# Exercise
Please transcribe the data below exactly. Leave the pictures out.

# Records shown

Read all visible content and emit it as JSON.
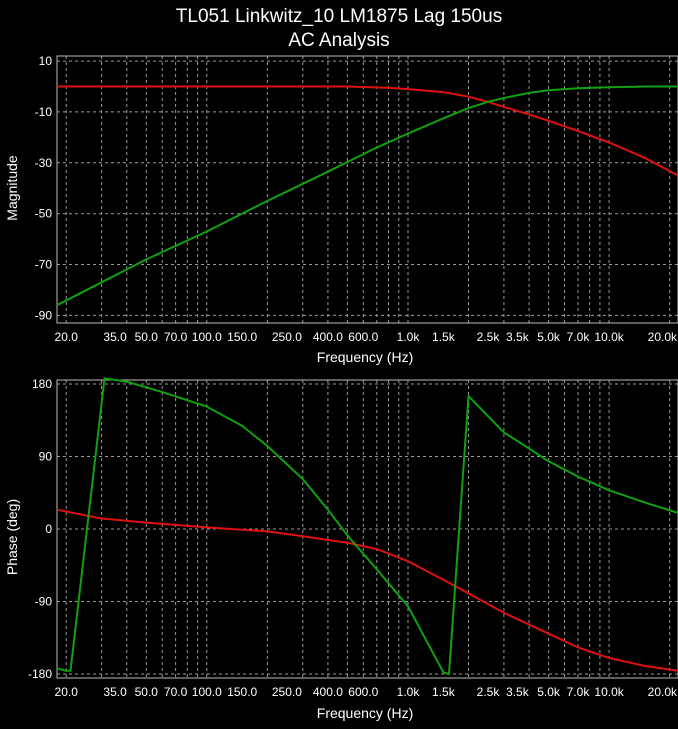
{
  "title_line1": "TL051 Linkwitz_10 LM1875 Lag 150us",
  "title_line2": "AC Analysis",
  "colors": {
    "background": "#000000",
    "text": "#ffffff",
    "grid": "#9a9a9a",
    "red_series": "#e01010",
    "green_series": "#10a010"
  },
  "chart_data": [
    {
      "type": "line",
      "xlabel": "Frequency (Hz)",
      "ylabel": "Magnitude",
      "xscale": "log",
      "xlim": [
        18,
        22000
      ],
      "ylim": [
        -93,
        12
      ],
      "grid": true,
      "x_tick_labels": [
        {
          "v": 20,
          "t": "20.0"
        },
        {
          "v": 35,
          "t": "35.0"
        },
        {
          "v": 50,
          "t": "50.0"
        },
        {
          "v": 70,
          "t": "70.0"
        },
        {
          "v": 100,
          "t": "100.0"
        },
        {
          "v": 150,
          "t": "150.0"
        },
        {
          "v": 250,
          "t": "250.0"
        },
        {
          "v": 400,
          "t": "400.0"
        },
        {
          "v": 600,
          "t": "600.0"
        },
        {
          "v": 1000,
          "t": "1.0k"
        },
        {
          "v": 1500,
          "t": "1.5k"
        },
        {
          "v": 2500,
          "t": "2.5k"
        },
        {
          "v": 3500,
          "t": "3.5k"
        },
        {
          "v": 5000,
          "t": "5.0k"
        },
        {
          "v": 7000,
          "t": "7.0k"
        },
        {
          "v": 10000,
          "t": "10.0k"
        },
        {
          "v": 20000,
          "t": "20.0k"
        }
      ],
      "y_ticks": [
        10,
        -10,
        -30,
        -50,
        -70,
        -90
      ],
      "y_tick_labels": [
        "10",
        "-10",
        "-30",
        "-50",
        "-70",
        "-90"
      ],
      "series": [
        {
          "color": "#e01010",
          "points": [
            [
              18,
              0
            ],
            [
              100,
              0
            ],
            [
              300,
              0
            ],
            [
              500,
              0
            ],
            [
              800,
              -0.5
            ],
            [
              1000,
              -1
            ],
            [
              1500,
              -2.2
            ],
            [
              2000,
              -4
            ],
            [
              2500,
              -6
            ],
            [
              3000,
              -8
            ],
            [
              4000,
              -11
            ],
            [
              5000,
              -13.5
            ],
            [
              7000,
              -17.5
            ],
            [
              10000,
              -22
            ],
            [
              15000,
              -28
            ],
            [
              22000,
              -35
            ]
          ]
        },
        {
          "color": "#10a010",
          "points": [
            [
              18,
              -86
            ],
            [
              30,
              -77
            ],
            [
              50,
              -68
            ],
            [
              100,
              -57
            ],
            [
              200,
              -45
            ],
            [
              400,
              -33.5
            ],
            [
              700,
              -24
            ],
            [
              1000,
              -18.5
            ],
            [
              1500,
              -12.5
            ],
            [
              2000,
              -8.5
            ],
            [
              2500,
              -6
            ],
            [
              3000,
              -4.5
            ],
            [
              4000,
              -2.5
            ],
            [
              5000,
              -1.5
            ],
            [
              7000,
              -0.7
            ],
            [
              10000,
              -0.3
            ],
            [
              15000,
              0
            ],
            [
              22000,
              0
            ]
          ]
        }
      ]
    },
    {
      "type": "line",
      "xlabel": "Frequency (Hz)",
      "ylabel": "Phase (deg)",
      "xscale": "log",
      "xlim": [
        18,
        22000
      ],
      "ylim": [
        -185,
        185
      ],
      "grid": true,
      "x_tick_labels": [
        {
          "v": 20,
          "t": "20.0"
        },
        {
          "v": 35,
          "t": "35.0"
        },
        {
          "v": 50,
          "t": "50.0"
        },
        {
          "v": 70,
          "t": "70.0"
        },
        {
          "v": 100,
          "t": "100.0"
        },
        {
          "v": 150,
          "t": "150.0"
        },
        {
          "v": 250,
          "t": "250.0"
        },
        {
          "v": 400,
          "t": "400.0"
        },
        {
          "v": 600,
          "t": "600.0"
        },
        {
          "v": 1000,
          "t": "1.0k"
        },
        {
          "v": 1500,
          "t": "1.5k"
        },
        {
          "v": 2500,
          "t": "2.5k"
        },
        {
          "v": 3500,
          "t": "3.5k"
        },
        {
          "v": 5000,
          "t": "5.0k"
        },
        {
          "v": 7000,
          "t": "7.0k"
        },
        {
          "v": 10000,
          "t": "10.0k"
        },
        {
          "v": 20000,
          "t": "20.0k"
        }
      ],
      "y_ticks": [
        180,
        90,
        0,
        -90,
        -180
      ],
      "y_tick_labels": [
        "180",
        "90",
        "0",
        "-90",
        "-180"
      ],
      "series": [
        {
          "color": "#e01010",
          "points": [
            [
              18,
              24
            ],
            [
              30,
              13
            ],
            [
              50,
              8
            ],
            [
              100,
              2
            ],
            [
              200,
              -3
            ],
            [
              300,
              -9
            ],
            [
              500,
              -17
            ],
            [
              700,
              -25
            ],
            [
              1000,
              -40
            ],
            [
              1500,
              -63
            ],
            [
              2000,
              -80
            ],
            [
              3000,
              -104
            ],
            [
              5000,
              -130
            ],
            [
              7000,
              -147
            ],
            [
              10000,
              -160
            ],
            [
              15000,
              -170
            ],
            [
              22000,
              -176
            ]
          ]
        },
        {
          "color": "#10a010",
          "points": [
            [
              18,
              -173
            ],
            [
              20,
              -176
            ],
            [
              21,
              -176
            ],
            [
              31,
              187
            ],
            [
              40,
              183
            ],
            [
              60,
              170
            ],
            [
              100,
              152
            ],
            [
              150,
              128
            ],
            [
              200,
              103
            ],
            [
              300,
              62
            ],
            [
              400,
              24
            ],
            [
              500,
              -8
            ],
            [
              700,
              -50
            ],
            [
              1000,
              -96
            ],
            [
              1500,
              -178
            ],
            [
              1600,
              -180
            ],
            [
              2000,
              165
            ],
            [
              2500,
              140
            ],
            [
              3000,
              120
            ],
            [
              4000,
              100
            ],
            [
              5000,
              84
            ],
            [
              7000,
              65
            ],
            [
              10000,
              48
            ],
            [
              15000,
              33
            ],
            [
              22000,
              20
            ]
          ]
        }
      ]
    }
  ]
}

# Correct output
Read all visible content and emit it as JSON.
{
  "title_line1": "TL051 Linkwitz_10 LM1875 Lag 150us",
  "title_line2": "AC Analysis",
  "colors": {
    "background": "#000000",
    "text": "#ffffff",
    "grid": "#9a9a9a",
    "red_series": "#e01010",
    "green_series": "#10a010"
  },
  "chart_data": [
    {
      "type": "line",
      "xlabel": "Frequency (Hz)",
      "ylabel": "Magnitude",
      "xscale": "log",
      "xlim": [
        18,
        22000
      ],
      "ylim": [
        -93,
        12
      ],
      "grid": true,
      "x_tick_labels": [
        {
          "v": 20,
          "t": "20.0"
        },
        {
          "v": 35,
          "t": "35.0"
        },
        {
          "v": 50,
          "t": "50.0"
        },
        {
          "v": 70,
          "t": "70.0"
        },
        {
          "v": 100,
          "t": "100.0"
        },
        {
          "v": 150,
          "t": "150.0"
        },
        {
          "v": 250,
          "t": "250.0"
        },
        {
          "v": 400,
          "t": "400.0"
        },
        {
          "v": 600,
          "t": "600.0"
        },
        {
          "v": 1000,
          "t": "1.0k"
        },
        {
          "v": 1500,
          "t": "1.5k"
        },
        {
          "v": 2500,
          "t": "2.5k"
        },
        {
          "v": 3500,
          "t": "3.5k"
        },
        {
          "v": 5000,
          "t": "5.0k"
        },
        {
          "v": 7000,
          "t": "7.0k"
        },
        {
          "v": 10000,
          "t": "10.0k"
        },
        {
          "v": 20000,
          "t": "20.0k"
        }
      ],
      "y_ticks": [
        10,
        -10,
        -30,
        -50,
        -70,
        -90
      ],
      "y_tick_labels": [
        "10",
        "-10",
        "-30",
        "-50",
        "-70",
        "-90"
      ],
      "series": [
        {
          "color": "#e01010",
          "points": [
            [
              18,
              0
            ],
            [
              100,
              0
            ],
            [
              300,
              0
            ],
            [
              500,
              0
            ],
            [
              800,
              -0.5
            ],
            [
              1000,
              -1
            ],
            [
              1500,
              -2.2
            ],
            [
              2000,
              -4
            ],
            [
              2500,
              -6
            ],
            [
              3000,
              -8
            ],
            [
              4000,
              -11
            ],
            [
              5000,
              -13.5
            ],
            [
              7000,
              -17.5
            ],
            [
              10000,
              -22
            ],
            [
              15000,
              -28
            ],
            [
              22000,
              -35
            ]
          ]
        },
        {
          "color": "#10a010",
          "points": [
            [
              18,
              -86
            ],
            [
              30,
              -77
            ],
            [
              50,
              -68
            ],
            [
              100,
              -57
            ],
            [
              200,
              -45
            ],
            [
              400,
              -33.5
            ],
            [
              700,
              -24
            ],
            [
              1000,
              -18.5
            ],
            [
              1500,
              -12.5
            ],
            [
              2000,
              -8.5
            ],
            [
              2500,
              -6
            ],
            [
              3000,
              -4.5
            ],
            [
              4000,
              -2.5
            ],
            [
              5000,
              -1.5
            ],
            [
              7000,
              -0.7
            ],
            [
              10000,
              -0.3
            ],
            [
              15000,
              0
            ],
            [
              22000,
              0
            ]
          ]
        }
      ]
    },
    {
      "type": "line",
      "xlabel": "Frequency (Hz)",
      "ylabel": "Phase (deg)",
      "xscale": "log",
      "xlim": [
        18,
        22000
      ],
      "ylim": [
        -185,
        185
      ],
      "grid": true,
      "x_tick_labels": [
        {
          "v": 20,
          "t": "20.0"
        },
        {
          "v": 35,
          "t": "35.0"
        },
        {
          "v": 50,
          "t": "50.0"
        },
        {
          "v": 70,
          "t": "70.0"
        },
        {
          "v": 100,
          "t": "100.0"
        },
        {
          "v": 150,
          "t": "150.0"
        },
        {
          "v": 250,
          "t": "250.0"
        },
        {
          "v": 400,
          "t": "400.0"
        },
        {
          "v": 600,
          "t": "600.0"
        },
        {
          "v": 1000,
          "t": "1.0k"
        },
        {
          "v": 1500,
          "t": "1.5k"
        },
        {
          "v": 2500,
          "t": "2.5k"
        },
        {
          "v": 3500,
          "t": "3.5k"
        },
        {
          "v": 5000,
          "t": "5.0k"
        },
        {
          "v": 7000,
          "t": "7.0k"
        },
        {
          "v": 10000,
          "t": "10.0k"
        },
        {
          "v": 20000,
          "t": "20.0k"
        }
      ],
      "y_ticks": [
        180,
        90,
        0,
        -90,
        -180
      ],
      "y_tick_labels": [
        "180",
        "90",
        "0",
        "-90",
        "-180"
      ],
      "series": [
        {
          "color": "#e01010",
          "points": [
            [
              18,
              24
            ],
            [
              30,
              13
            ],
            [
              50,
              8
            ],
            [
              100,
              2
            ],
            [
              200,
              -3
            ],
            [
              300,
              -9
            ],
            [
              500,
              -17
            ],
            [
              700,
              -25
            ],
            [
              1000,
              -40
            ],
            [
              1500,
              -63
            ],
            [
              2000,
              -80
            ],
            [
              3000,
              -104
            ],
            [
              5000,
              -130
            ],
            [
              7000,
              -147
            ],
            [
              10000,
              -160
            ],
            [
              15000,
              -170
            ],
            [
              22000,
              -176
            ]
          ]
        },
        {
          "color": "#10a010",
          "points": [
            [
              18,
              -173
            ],
            [
              20,
              -176
            ],
            [
              21,
              -176
            ],
            [
              31,
              187
            ],
            [
              40,
              183
            ],
            [
              60,
              170
            ],
            [
              100,
              152
            ],
            [
              150,
              128
            ],
            [
              200,
              103
            ],
            [
              300,
              62
            ],
            [
              400,
              24
            ],
            [
              500,
              -8
            ],
            [
              700,
              -50
            ],
            [
              1000,
              -96
            ],
            [
              1500,
              -178
            ],
            [
              1600,
              -180
            ],
            [
              2000,
              165
            ],
            [
              2500,
              140
            ],
            [
              3000,
              120
            ],
            [
              4000,
              100
            ],
            [
              5000,
              84
            ],
            [
              7000,
              65
            ],
            [
              10000,
              48
            ],
            [
              15000,
              33
            ],
            [
              22000,
              20
            ]
          ]
        }
      ]
    }
  ]
}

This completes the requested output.